*INFORMATION:*

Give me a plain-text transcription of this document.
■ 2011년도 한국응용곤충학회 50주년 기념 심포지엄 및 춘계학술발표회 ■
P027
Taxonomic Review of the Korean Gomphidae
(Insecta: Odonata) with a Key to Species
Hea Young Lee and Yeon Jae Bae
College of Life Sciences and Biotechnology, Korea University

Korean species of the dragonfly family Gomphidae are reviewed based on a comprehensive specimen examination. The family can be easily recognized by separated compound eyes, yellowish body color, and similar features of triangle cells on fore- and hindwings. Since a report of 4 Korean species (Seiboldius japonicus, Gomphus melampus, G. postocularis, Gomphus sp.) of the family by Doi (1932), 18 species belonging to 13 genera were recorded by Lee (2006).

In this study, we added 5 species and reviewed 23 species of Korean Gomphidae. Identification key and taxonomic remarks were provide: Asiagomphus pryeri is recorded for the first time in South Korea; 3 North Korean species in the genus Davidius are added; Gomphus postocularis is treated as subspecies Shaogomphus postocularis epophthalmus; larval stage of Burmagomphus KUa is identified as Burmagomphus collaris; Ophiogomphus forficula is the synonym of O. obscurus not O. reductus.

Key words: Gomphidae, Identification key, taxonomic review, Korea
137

*WHAT YOU SHOULD DO:* An exact restatement of all the entries above is needed.

*REPLY TO THE EXERCISE:*
Give me a plain-text transcription of this document.
■ 2011년도 한국응용곤충학회 50주년 기념 심포지엄 및 춘계학술발표회 ■
P027
Taxonomic Review of the Korean Gomphidae
(Insecta: Odonata) with a Key to Species
Hea Young Lee and Yeon Jae Bae
College of Life Sciences and Biotechnology, Korea University

Korean species of the dragonfly family Gomphidae are reviewed based on a comprehensive specimen examination. The family can be easily recognized by separated compound eyes, yellowish body color, and similar features of triangle cells on fore- and hindwings. Since a report of 4 Korean species (Seiboldius japonicus, Gomphus melampus, G. postocularis, Gomphus sp.) of the family by Doi (1932), 18 species belonging to 13 genera were recorded by Lee (2006).

In this study, we added 5 species and reviewed 23 species of Korean Gomphidae. Identification key and taxonomic remarks were provide: Asiagomphus pryeri is recorded for the first time in South Korea; 3 North Korean species in the genus Davidius are added; Gomphus postocularis is treated as subspecies Shaogomphus postocularis epophthalmus; larval stage of Burmagomphus KUa is identified as Burmagomphus collaris; Ophiogomphus forficula is the synonym of O. obscurus not O. reductus.

Key words: Gomphidae, Identification key, taxonomic review, Korea
137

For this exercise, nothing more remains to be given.